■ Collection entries
++++++++++

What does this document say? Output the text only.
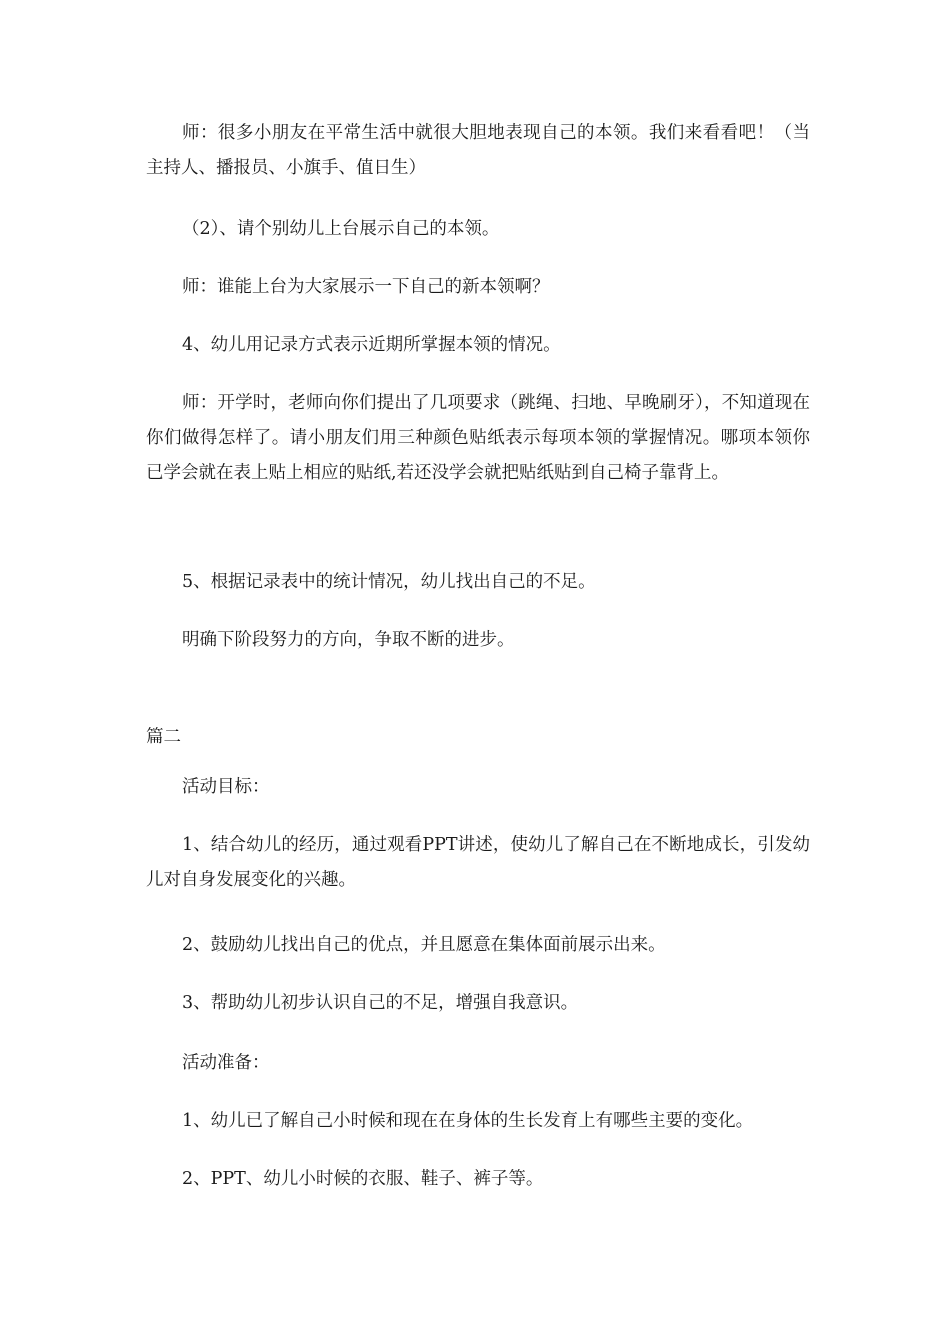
师：很多小朋友在平常生活中就很大胆地表现自己的本领。我们来看看吧！（当主持人、播报员、小旗手、值日生）

（2）、请个别幼儿上台展示自己的本领。

师：谁能上台为大家展示一下自己的新本领啊？

4、幼儿用记录方式表示近期所掌握本领的情况。

师：开学时，老师向你们提出了几项要求（跳绳、扫地、早晚刷牙），不知道现在你们做得怎样了。请小朋友们用三种颜色贴纸表示每项本领的掌握情况。哪项本领你已学会就在表上贴上相应的贴纸,若还没学会就把贴纸贴到自己椅子靠背上。

5、根据记录表中的统计情况，幼儿找出自己的不足。

明确下阶段努力的方向，争取不断的进步。

篇二

活动目标：

1、结合幼儿的经历，通过观看PPT讲述，使幼儿了解自己在不断地成长，引发幼儿对自身发展变化的兴趣。

2、鼓励幼儿找出自己的优点，并且愿意在集体面前展示出来。

3、帮助幼儿初步认识自己的不足，增强自我意识。

活动准备：

1、幼儿已了解自己小时候和现在在身体的生长发育上有哪些主要的变化。

2、PPT、幼儿小时候的衣服、鞋子、裤子等。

++++++++++

■ THE REQUEST
Omit the pictures, then quote the rest of the material above exactly.

■ TASK OUTPUT
What does this document say? Output the text only.
师：很多小朋友在平常生活中就很大胆地表现自己的本领。我们来看看吧！（当主持人、播报员、小旗手、值日生）

（2）、请个别幼儿上台展示自己的本领。

师：谁能上台为大家展示一下自己的新本领啊？

4、幼儿用记录方式表示近期所掌握本领的情况。

师：开学时，老师向你们提出了几项要求（跳绳、扫地、早晚刷牙），不知道现在你们做得怎样了。请小朋友们用三种颜色贴纸表示每项本领的掌握情况。哪项本领你已学会就在表上贴上相应的贴纸,若还没学会就把贴纸贴到自己椅子靠背上。

5、根据记录表中的统计情况，幼儿找出自己的不足。

明确下阶段努力的方向，争取不断的进步。

篇二

活动目标：

1、结合幼儿的经历，通过观看PPT讲述，使幼儿了解自己在不断地成长，引发幼儿对自身发展变化的兴趣。

2、鼓励幼儿找出自己的优点，并且愿意在集体面前展示出来。

3、帮助幼儿初步认识自己的不足，增强自我意识。

活动准备：

1、幼儿已了解自己小时候和现在在身体的生长发育上有哪些主要的变化。

2、PPT、幼儿小时候的衣服、鞋子、裤子等。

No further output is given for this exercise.